====== Provided records ======

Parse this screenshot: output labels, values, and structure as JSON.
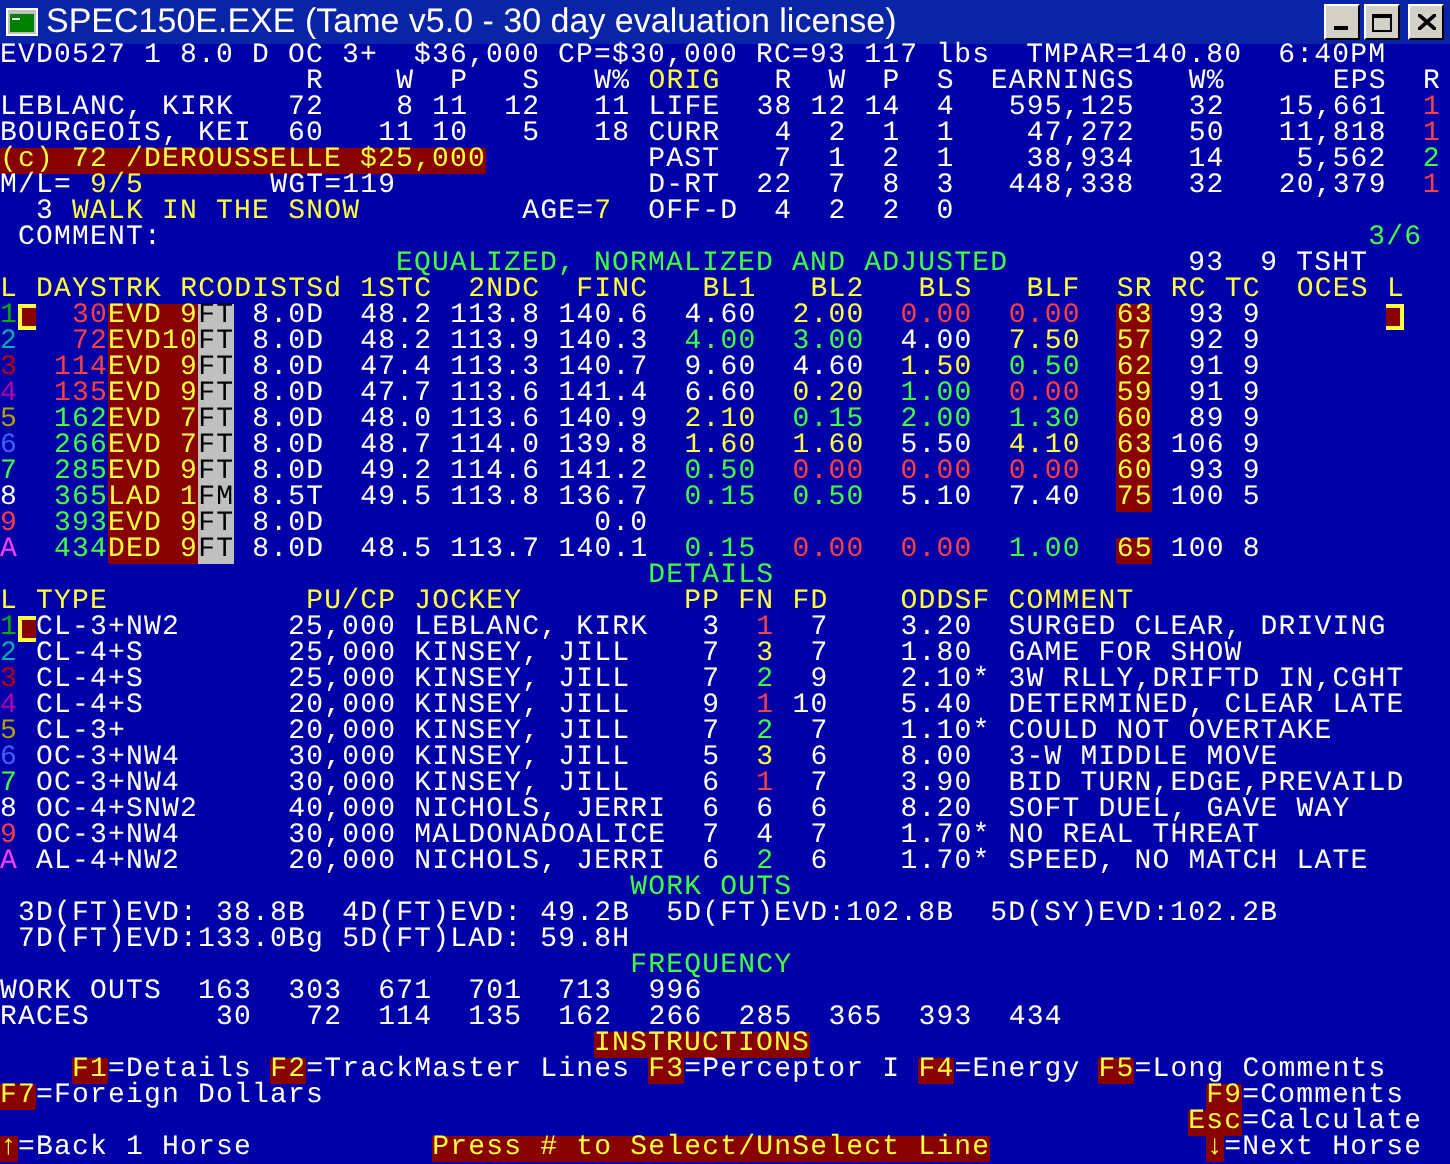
{
  "window": {
    "title": "SPEC150E.EXE (Tame v5.0 - 30 day evaluation license)"
  },
  "race_header": "EVD0527 1 8.0 D OC 3+  $36,000 CP=$30,000 RC=93 117 lbs  TMPAR=140.80  6:40PM",
  "connections": {
    "columns": [
      "R",
      "W",
      "P",
      "S",
      "W%"
    ],
    "rows": [
      {
        "name": "LEBLANC, KIRK",
        "values": [
          "72",
          "8",
          "11",
          "12",
          "11"
        ]
      },
      {
        "name": "BOURGEOIS, KEI",
        "values": [
          "60",
          "11",
          "10",
          "5",
          "18"
        ]
      }
    ]
  },
  "records": {
    "title": "ORIG",
    "columns": [
      "R",
      "W",
      "P",
      "S",
      "EARNINGS",
      "W%",
      "EPS",
      "R"
    ],
    "rows": [
      {
        "label": "LIFE",
        "values": [
          "38",
          "12",
          "14",
          "4",
          "595,125",
          "32",
          "15,661"
        ],
        "flag": {
          "text": "1",
          "color": "#ff4040"
        }
      },
      {
        "label": "CURR",
        "values": [
          "4",
          "2",
          "1",
          "1",
          "47,272",
          "50",
          "11,818"
        ],
        "flag": {
          "text": "1",
          "color": "#ff4040"
        }
      },
      {
        "label": "PAST",
        "values": [
          "7",
          "1",
          "2",
          "1",
          "38,934",
          "14",
          "5,562"
        ],
        "flag": {
          "text": "2",
          "color": "#40ff40"
        }
      },
      {
        "label": "D-RT",
        "values": [
          "22",
          "7",
          "8",
          "3",
          "448,338",
          "32",
          "20,379"
        ],
        "flag": {
          "text": "1",
          "color": "#ff4040"
        }
      },
      {
        "label": "OFF-D",
        "values": [
          "4",
          "2",
          "2",
          "0"
        ]
      }
    ]
  },
  "claim": "(c) 72 /DEROUSSELLE $25,000",
  "morning_line": {
    "label": "M/L=",
    "value": "9/5"
  },
  "weight": "WGT=119",
  "horse": {
    "number": "3",
    "name": "WALK IN THE SNOW"
  },
  "age": {
    "label": "AGE=",
    "value": "7"
  },
  "comment": "COMMENT:",
  "page": "3/6",
  "past_performances": {
    "title": "EQUALIZED, NORMALIZED AND ADJUSTED",
    "extras": [
      "93",
      "9",
      "TSHT"
    ],
    "columns": [
      "L",
      "DAYSTRK",
      "RCODISTSd",
      "1STC",
      "2NDC",
      "FINC",
      "BL1",
      "BL2",
      "BLS",
      "BLF",
      "SR",
      "RC",
      "TC",
      "OCES",
      "L"
    ],
    "rows": [
      {
        "id": "1",
        "color": "#00b000",
        "selected": true,
        "days": {
          "text": "30",
          "color": "#ff4040"
        },
        "track": "EVD 9",
        "surface": "FT",
        "distance": "8.0D",
        "first_call": "48.2",
        "second_call": "113.8",
        "final": "140.6",
        "figures": [
          {
            "text": "4.60",
            "color": "#ffffff"
          },
          {
            "text": "2.00",
            "color": "#ffff40"
          },
          {
            "text": "0.00",
            "color": "#ff4040"
          },
          {
            "text": "0.00",
            "color": "#ff4040"
          }
        ],
        "sr": "63",
        "rc": "93",
        "tc": "9"
      },
      {
        "id": "2",
        "color": "#00b0b0",
        "selected": false,
        "days": {
          "text": "72",
          "color": "#ff4040"
        },
        "track": "EVD10",
        "surface": "FT",
        "distance": "8.0D",
        "first_call": "48.2",
        "second_call": "113.9",
        "final": "140.3",
        "figures": [
          {
            "text": "4.00",
            "color": "#40ff40"
          },
          {
            "text": "3.00",
            "color": "#40ff40"
          },
          {
            "text": "4.00",
            "color": "#ffffff"
          },
          {
            "text": "7.50",
            "color": "#ffff40"
          }
        ],
        "sr": "57",
        "rc": "92",
        "tc": "9"
      },
      {
        "id": "3",
        "color": "#c00000",
        "selected": false,
        "days": {
          "text": "114",
          "color": "#ff4040"
        },
        "track": "EVD 9",
        "surface": "FT",
        "distance": "8.0D",
        "first_call": "47.4",
        "second_call": "113.3",
        "final": "140.7",
        "figures": [
          {
            "text": "9.60",
            "color": "#ffffff"
          },
          {
            "text": "4.60",
            "color": "#ffffff"
          },
          {
            "text": "1.50",
            "color": "#ffff40"
          },
          {
            "text": "0.50",
            "color": "#40ff40"
          }
        ],
        "sr": "62",
        "rc": "91",
        "tc": "9"
      },
      {
        "id": "4",
        "color": "#b000b0",
        "selected": false,
        "days": {
          "text": "135",
          "color": "#ff4040"
        },
        "track": "EVD 9",
        "surface": "FT",
        "distance": "8.0D",
        "first_call": "47.7",
        "second_call": "113.6",
        "final": "141.4",
        "figures": [
          {
            "text": "6.60",
            "color": "#ffffff"
          },
          {
            "text": "0.20",
            "color": "#ffff40"
          },
          {
            "text": "1.00",
            "color": "#40ff40"
          },
          {
            "text": "0.00",
            "color": "#ff4040"
          }
        ],
        "sr": "59",
        "rc": "91",
        "tc": "9"
      },
      {
        "id": "5",
        "color": "#b0a000",
        "selected": false,
        "days": {
          "text": "162",
          "color": "#40ff40"
        },
        "track": "EVD 7",
        "surface": "FT",
        "distance": "8.0D",
        "first_call": "48.0",
        "second_call": "113.6",
        "final": "140.9",
        "figures": [
          {
            "text": "2.10",
            "color": "#ffff40"
          },
          {
            "text": "0.15",
            "color": "#40ff40"
          },
          {
            "text": "2.00",
            "color": "#40ff40"
          },
          {
            "text": "1.30",
            "color": "#40ff40"
          }
        ],
        "sr": "60",
        "rc": "89",
        "tc": "9"
      },
      {
        "id": "6",
        "color": "#4060ff",
        "selected": false,
        "days": {
          "text": "266",
          "color": "#40ff40"
        },
        "track": "EVD 7",
        "surface": "FT",
        "distance": "8.0D",
        "first_call": "48.7",
        "second_call": "114.0",
        "final": "139.8",
        "figures": [
          {
            "text": "1.60",
            "color": "#ffff40"
          },
          {
            "text": "1.60",
            "color": "#ffff40"
          },
          {
            "text": "5.50",
            "color": "#ffffff"
          },
          {
            "text": "4.10",
            "color": "#ffff40"
          }
        ],
        "sr": "63",
        "rc": "106",
        "tc": "9"
      },
      {
        "id": "7",
        "color": "#40ff40",
        "selected": false,
        "days": {
          "text": "285",
          "color": "#40ff40"
        },
        "track": "EVD 9",
        "surface": "FT",
        "distance": "8.0D",
        "first_call": "49.2",
        "second_call": "114.6",
        "final": "141.2",
        "figures": [
          {
            "text": "0.50",
            "color": "#40ff40"
          },
          {
            "text": "0.00",
            "color": "#ff4040"
          },
          {
            "text": "0.00",
            "color": "#ff4040"
          },
          {
            "text": "0.00",
            "color": "#ff4040"
          }
        ],
        "sr": "60",
        "rc": "93",
        "tc": "9"
      },
      {
        "id": "8",
        "color": "#ffffff",
        "selected": false,
        "days": {
          "text": "365",
          "color": "#40ff40"
        },
        "track": "LAD 1",
        "surface": "FM",
        "distance": "8.5T",
        "first_call": "49.5",
        "second_call": "113.8",
        "final": "136.7",
        "figures": [
          {
            "text": "0.15",
            "color": "#40ff40"
          },
          {
            "text": "0.50",
            "color": "#40ff40"
          },
          {
            "text": "5.10",
            "color": "#ffffff"
          },
          {
            "text": "7.40",
            "color": "#ffffff"
          }
        ],
        "sr": "75",
        "rc": "100",
        "tc": "5"
      },
      {
        "id": "9",
        "color": "#ff4040",
        "selected": false,
        "days": {
          "text": "393",
          "color": "#40ff40"
        },
        "track": "EVD 9",
        "surface": "FT",
        "distance": "8.0D",
        "final": "0.0"
      },
      {
        "id": "A",
        "color": "#ff40ff",
        "selected": false,
        "days": {
          "text": "434",
          "color": "#40ff40"
        },
        "track": "DED 9",
        "surface": "FT",
        "distance": "8.0D",
        "first_call": "48.5",
        "second_call": "113.7",
        "final": "140.1",
        "figures": [
          {
            "text": "0.15",
            "color": "#40ff40"
          },
          {
            "text": "0.00",
            "color": "#ff4040"
          },
          {
            "text": "0.00",
            "color": "#ff4040"
          },
          {
            "text": "1.00",
            "color": "#40ff40"
          }
        ],
        "sr": "65",
        "rc": "100",
        "tc": "8"
      }
    ]
  },
  "details": {
    "title": "DETAILS",
    "columns": [
      "L",
      "TYPE",
      "PU/CP",
      "JOCKEY",
      "PP",
      "FN",
      "FD",
      "ODDSF",
      "COMMENT"
    ],
    "rows": [
      {
        "id": "1",
        "color": "#00b000",
        "selected": true,
        "type": "CL-3+NW2",
        "claim": "25,000",
        "jockey": "LEBLANC, KIRK",
        "pp": "3",
        "fn": {
          "text": "1",
          "color": "#ff4040"
        },
        "fd": "7",
        "odds": "3.20",
        "comment": "SURGED CLEAR, DRIVING"
      },
      {
        "id": "2",
        "color": "#00b0b0",
        "selected": false,
        "type": "CL-4+S",
        "claim": "25,000",
        "jockey": "KINSEY, JILL",
        "pp": "7",
        "fn": {
          "text": "3",
          "color": "#ffff40"
        },
        "fd": "7",
        "odds": "1.80",
        "comment": "GAME FOR SHOW"
      },
      {
        "id": "3",
        "color": "#c00000",
        "selected": false,
        "type": "CL-4+S",
        "claim": "25,000",
        "jockey": "KINSEY, JILL",
        "pp": "7",
        "fn": {
          "text": "2",
          "color": "#40ff40"
        },
        "fd": "9",
        "odds": "2.10*",
        "comment": "3W RLLY,DRIFTD IN,CGHT"
      },
      {
        "id": "4",
        "color": "#b000b0",
        "selected": false,
        "type": "CL-4+S",
        "claim": "20,000",
        "jockey": "KINSEY, JILL",
        "pp": "9",
        "fn": {
          "text": "1",
          "color": "#ff4040"
        },
        "fd": "10",
        "odds": "5.40",
        "comment": "DETERMINED, CLEAR LATE"
      },
      {
        "id": "5",
        "color": "#b0a000",
        "selected": false,
        "type": "CL-3+",
        "claim": "20,000",
        "jockey": "KINSEY, JILL",
        "pp": "7",
        "fn": {
          "text": "2",
          "color": "#40ff40"
        },
        "fd": "7",
        "odds": "1.10*",
        "comment": "COULD NOT OVERTAKE"
      },
      {
        "id": "6",
        "color": "#4060ff",
        "selected": false,
        "type": "OC-3+NW4",
        "claim": "30,000",
        "jockey": "KINSEY, JILL",
        "pp": "5",
        "fn": {
          "text": "3",
          "color": "#ffff40"
        },
        "fd": "6",
        "odds": "8.00",
        "comment": "3-W MIDDLE MOVE"
      },
      {
        "id": "7",
        "color": "#40ff40",
        "selected": false,
        "type": "OC-3+NW4",
        "claim": "30,000",
        "jockey": "KINSEY, JILL",
        "pp": "6",
        "fn": {
          "text": "1",
          "color": "#ff4040"
        },
        "fd": "7",
        "odds": "3.90",
        "comment": "BID TURN,EDGE,PREVAILD"
      },
      {
        "id": "8",
        "color": "#ffffff",
        "selected": false,
        "type": "OC-4+SNW2",
        "claim": "40,000",
        "jockey": "NICHOLS, JERRI",
        "pp": "6",
        "fn": {
          "text": "6",
          "color": "#ffffff"
        },
        "fd": "6",
        "odds": "8.20",
        "comment": "SOFT DUEL, GAVE WAY"
      },
      {
        "id": "9",
        "color": "#ff4040",
        "selected": false,
        "type": "OC-3+NW4",
        "claim": "30,000",
        "jockey": "MALDONADOALICE",
        "pp": "7",
        "fn": {
          "text": "4",
          "color": "#ffffff"
        },
        "fd": "7",
        "odds": "1.70*",
        "comment": "NO REAL THREAT"
      },
      {
        "id": "A",
        "color": "#ff40ff",
        "selected": false,
        "type": "AL-4+NW2",
        "claim": "20,000",
        "jockey": "NICHOLS, JERRI",
        "pp": "6",
        "fn": {
          "text": "2",
          "color": "#40ff40"
        },
        "fd": "6",
        "odds": "1.70*",
        "comment": "SPEED, NO MATCH LATE"
      }
    ]
  },
  "workouts": {
    "title": "WORK OUTS",
    "items": [
      "3D(FT)EVD: 38.8B",
      "4D(FT)EVD: 49.2B",
      "5D(FT)EVD:102.8B",
      "5D(SY)EVD:102.2B",
      "7D(FT)EVD:133.0Bg",
      "5D(FT)LAD: 59.8H"
    ]
  },
  "frequency": {
    "title": "FREQUENCY",
    "rows": [
      {
        "label": "WORK OUTS",
        "values": [
          "163",
          "303",
          "671",
          "701",
          "713",
          "996"
        ]
      },
      {
        "label": "RACES",
        "values": [
          "30",
          "72",
          "114",
          "135",
          "162",
          "266",
          "285",
          "365",
          "393",
          "434"
        ]
      }
    ]
  },
  "instructions": {
    "title": "INSTRUCTIONS",
    "keys": [
      {
        "key": "F1",
        "label": "=Details"
      },
      {
        "key": "F2",
        "label": "=TrackMaster Lines"
      },
      {
        "key": "F3",
        "label": "=Perceptor I"
      },
      {
        "key": "F4",
        "label": "=Energy"
      },
      {
        "key": "F5",
        "label": "=Long Comments"
      }
    ],
    "extra_keys": [
      {
        "key": "F7",
        "label": "=Foreign Dollars"
      },
      {
        "key": "F9",
        "label": "=Comments"
      },
      {
        "key": "Esc",
        "label": "=Calculate"
      }
    ],
    "navigation": [
      {
        "key": "↑",
        "label": "=Back 1 Horse"
      },
      {
        "key": "↓",
        "label": "=Next Horse"
      }
    ],
    "prompt": "Press # to Select/UnSelect Line"
  }
}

======

• _Objective_
Using the listing above, gather each line that holds the string "name" and copy it.

• _Output of the exercise_
        "name": "LEBLANC, KIRK",
        "name": "BOURGEOIS, KEI",
    "name": "WALK IN THE SNOW"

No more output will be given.